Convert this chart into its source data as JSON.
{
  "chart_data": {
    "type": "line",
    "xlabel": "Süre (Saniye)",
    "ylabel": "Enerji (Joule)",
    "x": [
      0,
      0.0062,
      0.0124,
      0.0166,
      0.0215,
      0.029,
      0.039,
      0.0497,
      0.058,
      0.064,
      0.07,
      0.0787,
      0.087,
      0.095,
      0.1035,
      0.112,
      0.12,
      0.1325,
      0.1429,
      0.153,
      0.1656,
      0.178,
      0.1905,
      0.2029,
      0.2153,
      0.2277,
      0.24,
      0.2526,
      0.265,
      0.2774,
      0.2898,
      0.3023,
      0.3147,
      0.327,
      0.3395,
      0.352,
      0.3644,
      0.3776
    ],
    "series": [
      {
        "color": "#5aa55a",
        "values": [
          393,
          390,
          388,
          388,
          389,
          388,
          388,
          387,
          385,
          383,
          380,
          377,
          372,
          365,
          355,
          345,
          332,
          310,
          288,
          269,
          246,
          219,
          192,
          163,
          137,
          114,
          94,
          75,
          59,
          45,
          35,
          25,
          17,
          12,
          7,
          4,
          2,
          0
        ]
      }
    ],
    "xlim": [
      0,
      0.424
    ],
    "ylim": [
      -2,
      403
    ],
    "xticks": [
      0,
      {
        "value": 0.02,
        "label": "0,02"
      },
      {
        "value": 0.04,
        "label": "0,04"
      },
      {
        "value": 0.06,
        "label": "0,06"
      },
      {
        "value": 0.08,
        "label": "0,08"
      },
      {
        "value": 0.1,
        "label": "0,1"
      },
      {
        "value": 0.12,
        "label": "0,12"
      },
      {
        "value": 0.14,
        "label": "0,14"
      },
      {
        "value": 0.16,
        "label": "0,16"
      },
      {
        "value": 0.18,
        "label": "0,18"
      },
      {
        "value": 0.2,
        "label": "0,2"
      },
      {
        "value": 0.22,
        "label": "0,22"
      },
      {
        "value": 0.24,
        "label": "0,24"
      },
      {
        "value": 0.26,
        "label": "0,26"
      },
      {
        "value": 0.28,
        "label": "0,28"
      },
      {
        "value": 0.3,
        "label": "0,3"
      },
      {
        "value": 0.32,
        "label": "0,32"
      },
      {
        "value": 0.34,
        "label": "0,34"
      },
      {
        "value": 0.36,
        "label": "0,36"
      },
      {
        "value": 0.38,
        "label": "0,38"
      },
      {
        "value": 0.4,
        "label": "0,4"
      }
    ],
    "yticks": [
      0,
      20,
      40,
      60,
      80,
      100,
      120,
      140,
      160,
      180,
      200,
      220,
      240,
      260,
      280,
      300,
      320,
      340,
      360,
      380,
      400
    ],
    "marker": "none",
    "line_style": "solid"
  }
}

-*-*-

*Your instructions*
Reproduce the entries above in full by retyping them exactly.

*Reply*
Convert this chart into its source data as JSON.
{
  "chart_data": {
    "type": "line",
    "xlabel": "Süre (Saniye)",
    "ylabel": "Enerji (Joule)",
    "x": [
      0,
      0.0062,
      0.0124,
      0.0166,
      0.0215,
      0.029,
      0.039,
      0.0497,
      0.058,
      0.064,
      0.07,
      0.0787,
      0.087,
      0.095,
      0.1035,
      0.112,
      0.12,
      0.1325,
      0.1429,
      0.153,
      0.1656,
      0.178,
      0.1905,
      0.2029,
      0.2153,
      0.2277,
      0.24,
      0.2526,
      0.265,
      0.2774,
      0.2898,
      0.3023,
      0.3147,
      0.327,
      0.3395,
      0.352,
      0.3644,
      0.3776
    ],
    "series": [
      {
        "color": "#5aa55a",
        "values": [
          393,
          390,
          388,
          388,
          389,
          388,
          388,
          387,
          385,
          383,
          380,
          377,
          372,
          365,
          355,
          345,
          332,
          310,
          288,
          269,
          246,
          219,
          192,
          163,
          137,
          114,
          94,
          75,
          59,
          45,
          35,
          25,
          17,
          12,
          7,
          4,
          2,
          0
        ]
      }
    ],
    "xlim": [
      0,
      0.424
    ],
    "ylim": [
      -2,
      403
    ],
    "xticks": [
      0,
      {
        "value": 0.02,
        "label": "0,02"
      },
      {
        "value": 0.04,
        "label": "0,04"
      },
      {
        "value": 0.06,
        "label": "0,06"
      },
      {
        "value": 0.08,
        "label": "0,08"
      },
      {
        "value": 0.1,
        "label": "0,1"
      },
      {
        "value": 0.12,
        "label": "0,12"
      },
      {
        "value": 0.14,
        "label": "0,14"
      },
      {
        "value": 0.16,
        "label": "0,16"
      },
      {
        "value": 0.18,
        "label": "0,18"
      },
      {
        "value": 0.2,
        "label": "0,2"
      },
      {
        "value": 0.22,
        "label": "0,22"
      },
      {
        "value": 0.24,
        "label": "0,24"
      },
      {
        "value": 0.26,
        "label": "0,26"
      },
      {
        "value": 0.28,
        "label": "0,28"
      },
      {
        "value": 0.3,
        "label": "0,3"
      },
      {
        "value": 0.32,
        "label": "0,32"
      },
      {
        "value": 0.34,
        "label": "0,34"
      },
      {
        "value": 0.36,
        "label": "0,36"
      },
      {
        "value": 0.38,
        "label": "0,38"
      },
      {
        "value": 0.4,
        "label": "0,4"
      }
    ],
    "yticks": [
      0,
      20,
      40,
      60,
      80,
      100,
      120,
      140,
      160,
      180,
      200,
      220,
      240,
      260,
      280,
      300,
      320,
      340,
      360,
      380,
      400
    ],
    "marker": "none",
    "line_style": "solid"
  }
}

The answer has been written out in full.